> [Directive]: Select from the records below every line that has the word "https" in it.

> [Stored items from a collection]:
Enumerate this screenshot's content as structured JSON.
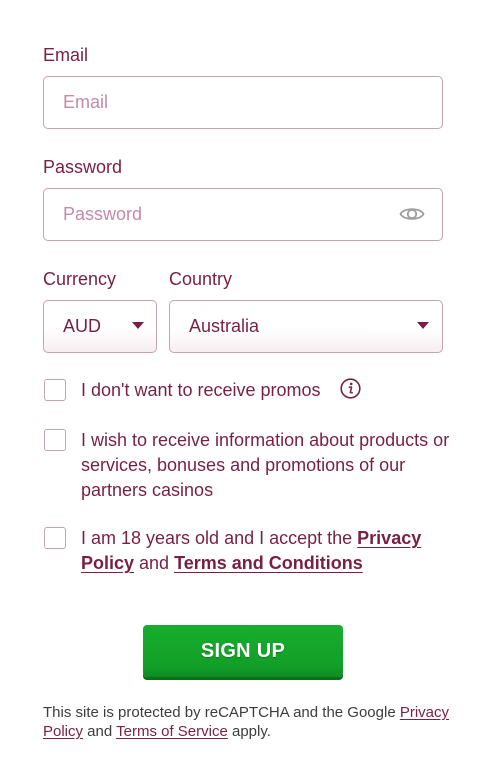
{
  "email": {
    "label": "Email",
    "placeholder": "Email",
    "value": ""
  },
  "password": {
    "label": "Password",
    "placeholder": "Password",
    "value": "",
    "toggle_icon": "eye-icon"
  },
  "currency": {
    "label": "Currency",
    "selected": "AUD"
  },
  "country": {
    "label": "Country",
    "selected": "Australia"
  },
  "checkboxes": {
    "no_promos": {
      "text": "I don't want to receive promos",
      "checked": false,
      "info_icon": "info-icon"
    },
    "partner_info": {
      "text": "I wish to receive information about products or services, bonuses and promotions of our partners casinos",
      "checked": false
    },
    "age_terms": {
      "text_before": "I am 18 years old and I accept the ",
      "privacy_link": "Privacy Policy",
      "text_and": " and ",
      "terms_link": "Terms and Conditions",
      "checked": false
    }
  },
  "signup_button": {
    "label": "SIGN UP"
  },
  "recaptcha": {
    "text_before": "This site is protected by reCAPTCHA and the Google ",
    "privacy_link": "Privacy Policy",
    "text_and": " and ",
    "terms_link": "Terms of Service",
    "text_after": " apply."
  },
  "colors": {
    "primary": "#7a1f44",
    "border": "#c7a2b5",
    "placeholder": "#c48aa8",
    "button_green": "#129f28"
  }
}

==

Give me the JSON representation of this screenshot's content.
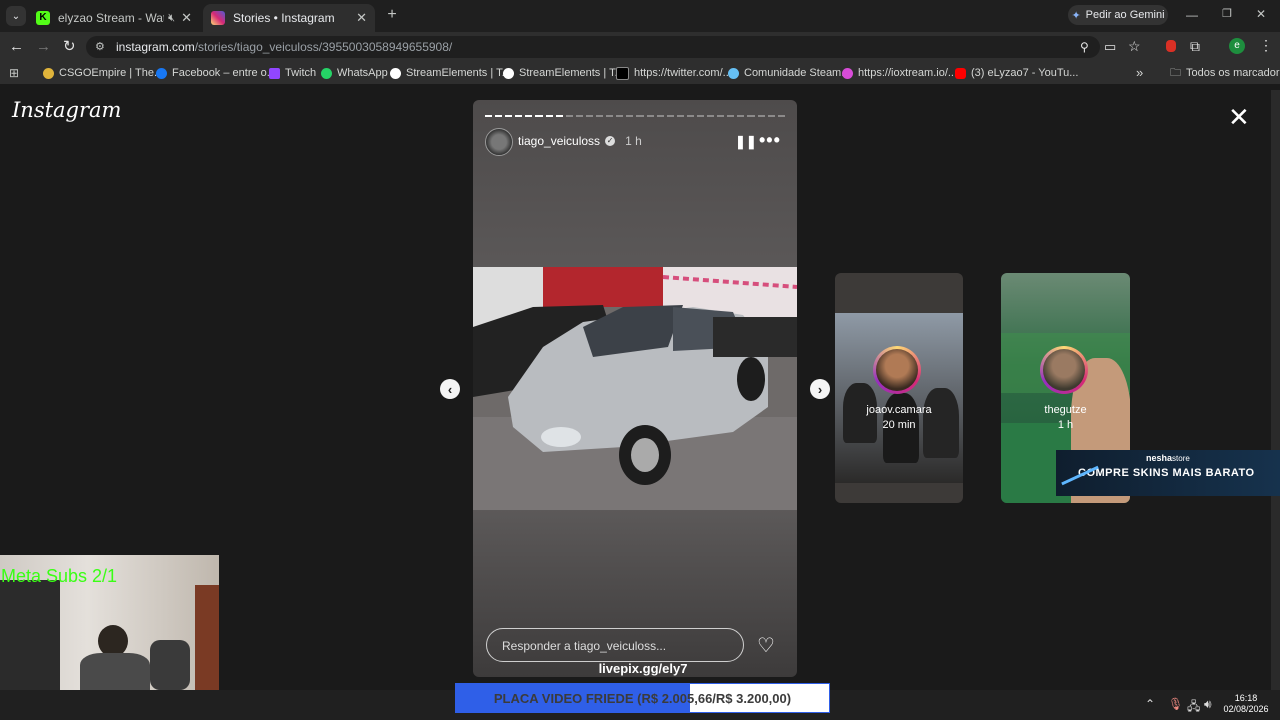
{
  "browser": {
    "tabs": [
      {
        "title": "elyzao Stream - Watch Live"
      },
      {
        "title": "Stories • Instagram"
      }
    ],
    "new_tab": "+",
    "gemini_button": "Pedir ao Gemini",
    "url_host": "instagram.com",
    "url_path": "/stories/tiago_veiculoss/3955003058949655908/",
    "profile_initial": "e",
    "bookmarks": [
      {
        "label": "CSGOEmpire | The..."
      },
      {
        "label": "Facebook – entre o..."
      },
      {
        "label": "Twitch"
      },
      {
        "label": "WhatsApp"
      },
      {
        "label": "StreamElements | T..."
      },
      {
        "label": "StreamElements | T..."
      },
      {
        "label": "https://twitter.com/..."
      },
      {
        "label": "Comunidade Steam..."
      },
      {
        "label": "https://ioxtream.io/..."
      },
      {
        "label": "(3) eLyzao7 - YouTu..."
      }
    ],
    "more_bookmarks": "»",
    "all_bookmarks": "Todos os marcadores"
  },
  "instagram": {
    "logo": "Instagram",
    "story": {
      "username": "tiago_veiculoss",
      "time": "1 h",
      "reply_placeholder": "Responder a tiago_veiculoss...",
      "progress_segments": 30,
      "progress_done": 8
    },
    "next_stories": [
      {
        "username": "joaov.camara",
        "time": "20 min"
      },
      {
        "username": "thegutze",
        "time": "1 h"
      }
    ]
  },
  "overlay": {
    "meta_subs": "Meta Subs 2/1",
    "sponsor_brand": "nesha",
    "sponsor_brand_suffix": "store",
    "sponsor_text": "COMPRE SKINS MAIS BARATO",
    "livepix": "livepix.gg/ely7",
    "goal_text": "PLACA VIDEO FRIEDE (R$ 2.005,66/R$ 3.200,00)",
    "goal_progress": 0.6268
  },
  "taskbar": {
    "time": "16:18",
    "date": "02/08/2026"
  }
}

> [Solved exercise]:
        "label": "https://twitter.com/..."
        "label": "https://ioxtream.io/..."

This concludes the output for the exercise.